(Dataset records)
::::

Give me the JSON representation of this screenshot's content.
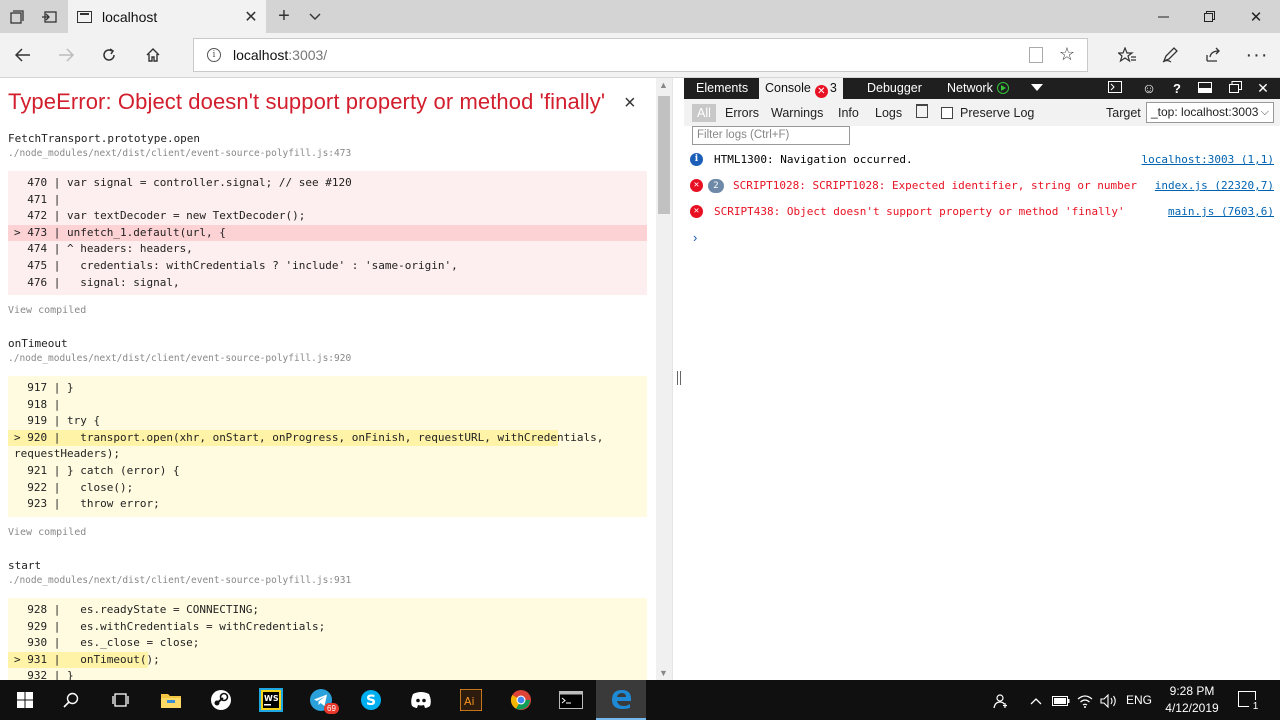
{
  "browser": {
    "tab_title": "localhost",
    "url_host": "localhost",
    "url_rest": ":3003/"
  },
  "error_overlay": {
    "title": "TypeError: Object doesn't support property or method 'finally'",
    "close_glyph": "×",
    "view_compiled": "View compiled",
    "frames": [
      {
        "name": "FetchTransport.prototype.open",
        "path": "./node_modules/next/dist/client/event-source-polyfill.js:473",
        "lines": [
          "  470 | var signal = controller.signal; // see #120",
          "  471 |",
          "  472 | var textDecoder = new TextDecoder();",
          "> 473 | unfetch_1.default(url, {",
          "  474 | ^ headers: headers,",
          "  475 |   credentials: withCredentials ? 'include' : 'same-origin',",
          "  476 |   signal: signal,"
        ]
      },
      {
        "name": "onTimeout",
        "path": "./node_modules/next/dist/client/event-source-polyfill.js:920",
        "lines": [
          "  917 | }",
          "  918 |",
          "  919 | try {",
          "> 920 |   transport.open(xhr, onStart, onProgress, onFinish, requestURL, withCredentials,",
          "requestHeaders);",
          "  921 | } catch (error) {",
          "  922 |   close();",
          "  923 |   throw error;"
        ]
      },
      {
        "name": "start",
        "path": "./node_modules/next/dist/client/event-source-polyfill.js:931",
        "lines": [
          "  928 |   es.readyState = CONNECTING;",
          "  929 |   es.withCredentials = withCredentials;",
          "  930 |   es._close = close;",
          "> 931 |   onTimeout();",
          "  932 | }"
        ]
      }
    ]
  },
  "devtools": {
    "tabs": [
      "Elements",
      "Console",
      "Debugger",
      "Network"
    ],
    "console_error_count": "3",
    "filters": [
      "All",
      "Errors",
      "Warnings",
      "Info",
      "Logs"
    ],
    "preserve_log_label": "Preserve Log",
    "target_label": "Target",
    "target_value": "_top: localhost:3003",
    "filter_placeholder": "Filter logs (Ctrl+F)",
    "messages": [
      {
        "level": "info",
        "text": "HTML1300: Navigation occurred.",
        "source": "localhost:3003 (1,1)",
        "repeat": ""
      },
      {
        "level": "error",
        "text": "SCRIPT1028: SCRIPT1028: Expected identifier, string or number",
        "source": "index.js (22320,7)",
        "repeat": "2"
      },
      {
        "level": "error",
        "text": "SCRIPT438: Object doesn't support property or method 'finally'",
        "source": "main.js (7603,6)",
        "repeat": ""
      }
    ],
    "prompt_glyph": "›"
  },
  "taskbar": {
    "language": "ENG",
    "time": "9:28 PM",
    "date": "4/12/2019",
    "telegram_badge": "69",
    "notification_count": "1"
  },
  "colors": {
    "error_red": "#d21e2d",
    "devtools_dark": "#1f1f1f",
    "link_blue": "#0063b1",
    "taskbar": "#101010"
  }
}
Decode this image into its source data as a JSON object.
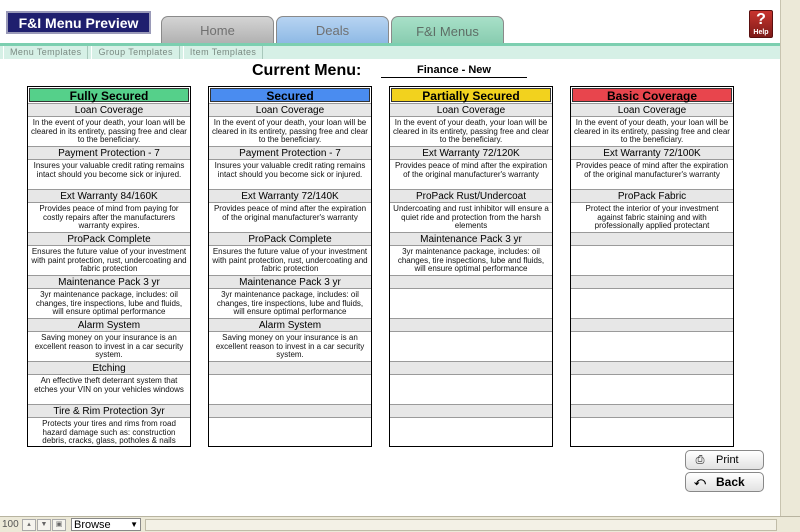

::::

■ Aim of the exercise ■
Every record above must be given again exactly; drop the pictures.

■ Answer for this exercise ■
Give me the JSON representation of this screenshot's content.
{
  "browser": {
    "tab_title": "localhost",
    "url_host": "localhost",
    "url_rest": ":3003/"
  },
  "error_overlay": {
    "title": "TypeError: Object doesn't support property or method 'finally'",
    "close_glyph": "×",
    "view_compiled": "View compiled",
    "frames": [
      {
        "name": "FetchTransport.prototype.open",
        "path": "./node_modules/next/dist/client/event-source-polyfill.js:473",
        "lines": [
          "  470 | var signal = controller.signal; // see #120",
          "  471 |",
          "  472 | var textDecoder = new TextDecoder();",
          "> 473 | unfetch_1.default(url, {",
          "  474 | ^ headers: headers,",
          "  475 |   credentials: withCredentials ? 'include' : 'same-origin',",
          "  476 |   signal: signal,"
        ]
      },
      {
        "name": "onTimeout",
        "path": "./node_modules/next/dist/client/event-source-polyfill.js:920",
        "lines": [
          "  917 | }",
          "  918 |",
          "  919 | try {",
          "> 920 |   transport.open(xhr, onStart, onProgress, onFinish, requestURL, withCredentials,",
          "requestHeaders);",
          "  921 | } catch (error) {",
          "  922 |   close();",
          "  923 |   throw error;"
        ]
      },
      {
        "name": "start",
        "path": "./node_modules/next/dist/client/event-source-polyfill.js:931",
        "lines": [
          "  928 |   es.readyState = CONNECTING;",
          "  929 |   es.withCredentials = withCredentials;",
          "  930 |   es._close = close;",
          "> 931 |   onTimeout();",
          "  932 | }"
        ]
      }
    ]
  },
  "devtools": {
    "tabs": [
      "Elements",
      "Console",
      "Debugger",
      "Network"
    ],
    "console_error_count": "3",
    "filters": [
      "All",
      "Errors",
      "Warnings",
      "Info",
      "Logs"
    ],
    "preserve_log_label": "Preserve Log",
    "target_label": "Target",
    "target_value": "_top: localhost:3003",
    "filter_placeholder": "Filter logs (Ctrl+F)",
    "messages": [
      {
        "level": "info",
        "text": "HTML1300: Navigation occurred.",
        "source": "localhost:3003 (1,1)",
        "repeat": ""
      },
      {
        "level": "error",
        "text": "SCRIPT1028: SCRIPT1028: Expected identifier, string or number",
        "source": "index.js (22320,7)",
        "repeat": "2"
      },
      {
        "level": "error",
        "text": "SCRIPT438: Object doesn't support property or method 'finally'",
        "source": "main.js (7603,6)",
        "repeat": ""
      }
    ],
    "prompt_glyph": "›"
  },
  "taskbar": {
    "language": "ENG",
    "time": "9:28 PM",
    "date": "4/12/2019",
    "telegram_badge": "69",
    "notification_count": "1"
  },
  "colors": {
    "error_red": "#d21e2d",
    "devtools_dark": "#1f1f1f",
    "link_blue": "#0063b1",
    "taskbar": "#101010"
  }
}
Decode this image into its source data as a JSON object.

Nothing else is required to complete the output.